- _Written task_: Without the images, write out all of the following entries exactly.

- _Records for the task_:
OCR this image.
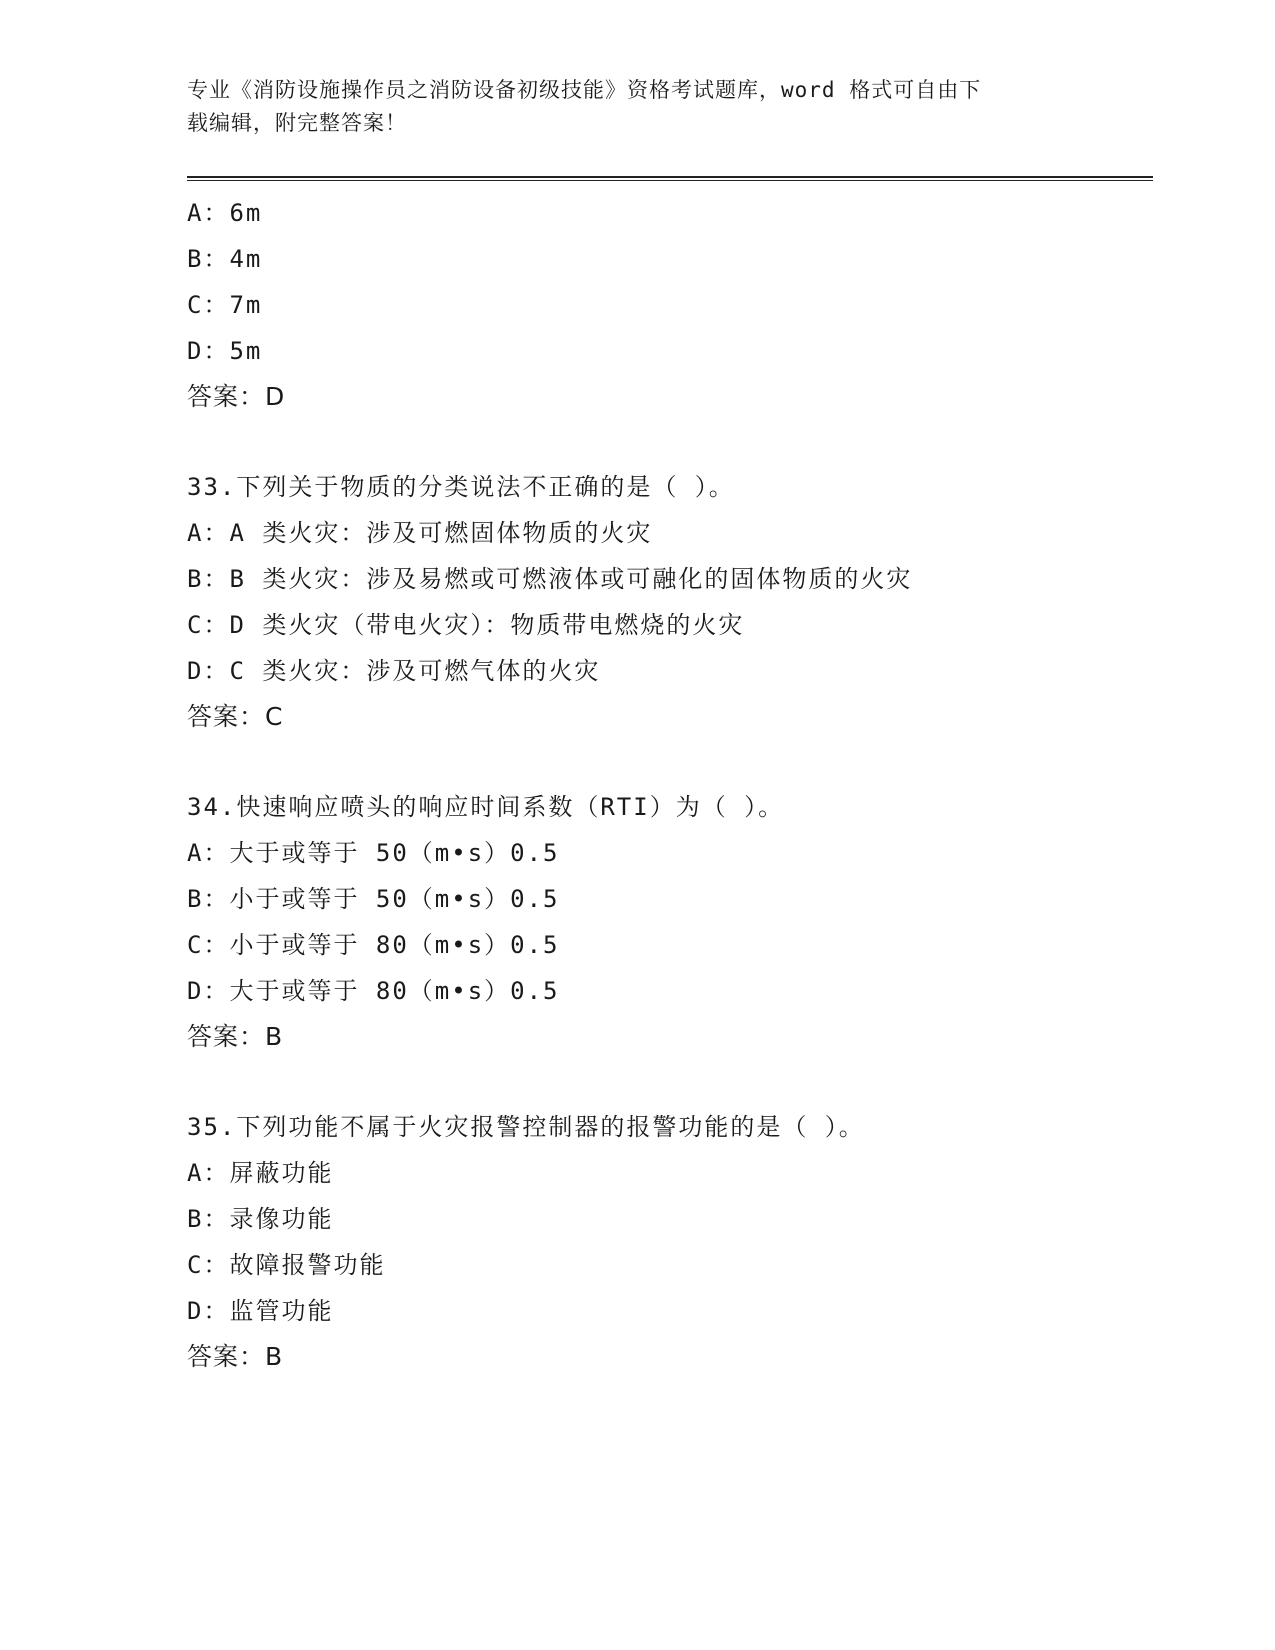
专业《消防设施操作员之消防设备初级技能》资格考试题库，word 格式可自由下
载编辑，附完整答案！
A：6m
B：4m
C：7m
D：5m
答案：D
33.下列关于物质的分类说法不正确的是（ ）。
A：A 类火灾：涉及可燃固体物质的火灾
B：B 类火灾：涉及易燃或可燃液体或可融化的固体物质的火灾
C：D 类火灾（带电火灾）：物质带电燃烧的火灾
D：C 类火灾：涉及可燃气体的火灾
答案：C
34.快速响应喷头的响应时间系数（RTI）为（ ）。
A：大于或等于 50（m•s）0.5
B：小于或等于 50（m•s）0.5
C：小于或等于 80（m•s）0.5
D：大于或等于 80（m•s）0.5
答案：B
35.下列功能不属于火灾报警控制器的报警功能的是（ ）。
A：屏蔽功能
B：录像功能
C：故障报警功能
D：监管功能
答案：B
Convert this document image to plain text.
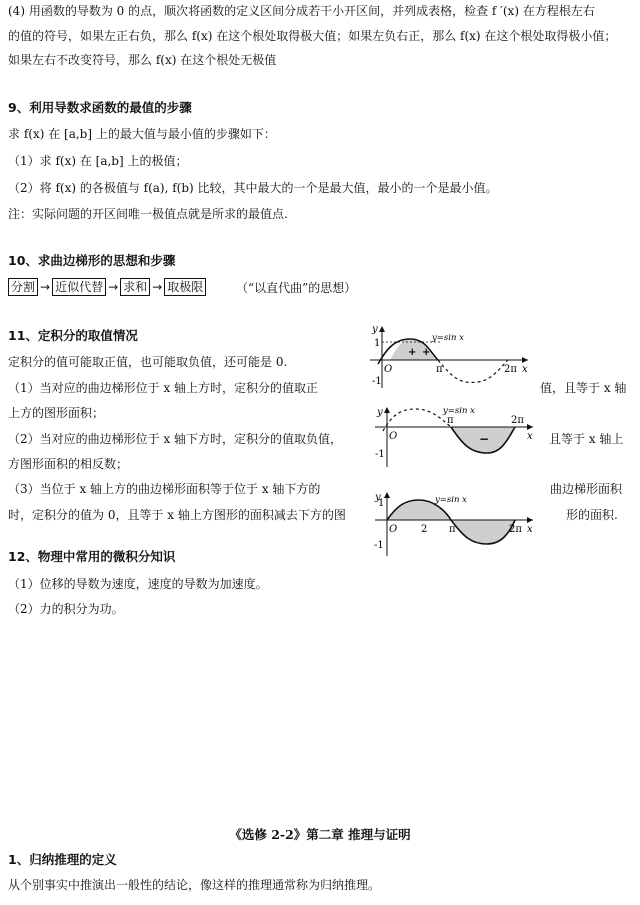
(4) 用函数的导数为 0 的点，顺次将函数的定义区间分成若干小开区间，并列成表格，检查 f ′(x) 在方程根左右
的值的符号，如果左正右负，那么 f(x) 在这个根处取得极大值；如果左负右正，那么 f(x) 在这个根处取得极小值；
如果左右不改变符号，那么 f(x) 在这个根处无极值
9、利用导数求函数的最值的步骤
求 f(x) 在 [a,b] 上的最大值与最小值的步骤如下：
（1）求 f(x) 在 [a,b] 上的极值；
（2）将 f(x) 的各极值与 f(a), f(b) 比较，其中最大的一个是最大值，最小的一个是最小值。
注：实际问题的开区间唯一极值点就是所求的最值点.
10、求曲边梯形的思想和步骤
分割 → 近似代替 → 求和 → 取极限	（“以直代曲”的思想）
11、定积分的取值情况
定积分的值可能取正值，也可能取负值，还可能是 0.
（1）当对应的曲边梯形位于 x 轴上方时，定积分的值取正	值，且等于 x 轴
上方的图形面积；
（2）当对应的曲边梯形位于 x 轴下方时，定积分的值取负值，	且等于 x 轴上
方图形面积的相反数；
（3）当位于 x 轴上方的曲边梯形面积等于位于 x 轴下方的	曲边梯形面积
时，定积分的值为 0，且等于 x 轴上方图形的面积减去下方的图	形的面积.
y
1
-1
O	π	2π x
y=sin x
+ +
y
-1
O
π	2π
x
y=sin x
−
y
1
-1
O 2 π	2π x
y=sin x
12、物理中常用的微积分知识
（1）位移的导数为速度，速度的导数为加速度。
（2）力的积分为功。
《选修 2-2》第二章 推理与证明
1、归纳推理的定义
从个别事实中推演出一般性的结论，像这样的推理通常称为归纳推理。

- _Task output_:
OCR this image.
专业《消防设施操作员之消防设备初级技能》资格考试题库，word 格式可自由下
载编辑，附完整答案！
A：6m
B：4m
C：7m
D：5m
答案：D
33.下列关于物质的分类说法不正确的是（ ）。
A：A 类火灾：涉及可燃固体物质的火灾
B：B 类火灾：涉及易燃或可燃液体或可融化的固体物质的火灾
C：D 类火灾（带电火灾）：物质带电燃烧的火灾
D：C 类火灾：涉及可燃气体的火灾
答案：C
34.快速响应喷头的响应时间系数（RTI）为（ ）。
A：大于或等于 50（m•s）0.5
B：小于或等于 50（m•s）0.5
C：小于或等于 80（m•s）0.5
D：大于或等于 80（m•s）0.5
答案：B
35.下列功能不属于火灾报警控制器的报警功能的是（ ）。
A：屏蔽功能
B：录像功能
C：故障报警功能
D：监管功能
答案：B
Convert this document image to plain text.
(4) 用函数的导数为 0 的点，顺次将函数的定义区间分成若干小开区间，并列成表格，检查 f ′(x) 在方程根左右
的值的符号，如果左正右负，那么 f(x) 在这个根处取得极大值；如果左负右正，那么 f(x) 在这个根处取得极小值；
如果左右不改变符号，那么 f(x) 在这个根处无极值
9、利用导数求函数的最值的步骤
求 f(x) 在 [a,b] 上的最大值与最小值的步骤如下：
（1）求 f(x) 在 [a,b] 上的极值；
（2）将 f(x) 的各极值与 f(a), f(b) 比较，其中最大的一个是最大值，最小的一个是最小值。
注：实际问题的开区间唯一极值点就是所求的最值点.
10、求曲边梯形的思想和步骤
分割 → 近似代替 → 求和 → 取极限	（“以直代曲”的思想）
11、定积分的取值情况
定积分的值可能取正值，也可能取负值，还可能是 0.
（1）当对应的曲边梯形位于 x 轴上方时，定积分的值取正	值，且等于 x 轴
上方的图形面积；
（2）当对应的曲边梯形位于 x 轴下方时，定积分的值取负值，	且等于 x 轴上
方图形面积的相反数；
（3）当位于 x 轴上方的曲边梯形面积等于位于 x 轴下方的	曲边梯形面积
时，定积分的值为 0，且等于 x 轴上方图形的面积减去下方的图	形的面积.
y
1
-1
O	π	2π x
y=sin x
+ +
y
-1
O
π	2π
x
y=sin x
−
y
1
-1
O 2 π	2π x
y=sin x
12、物理中常用的微积分知识
（1）位移的导数为速度，速度的导数为加速度。
（2）力的积分为功。
《选修 2-2》第二章 推理与证明
1、归纳推理的定义
从个别事实中推演出一般性的结论，像这样的推理通常称为归纳推理。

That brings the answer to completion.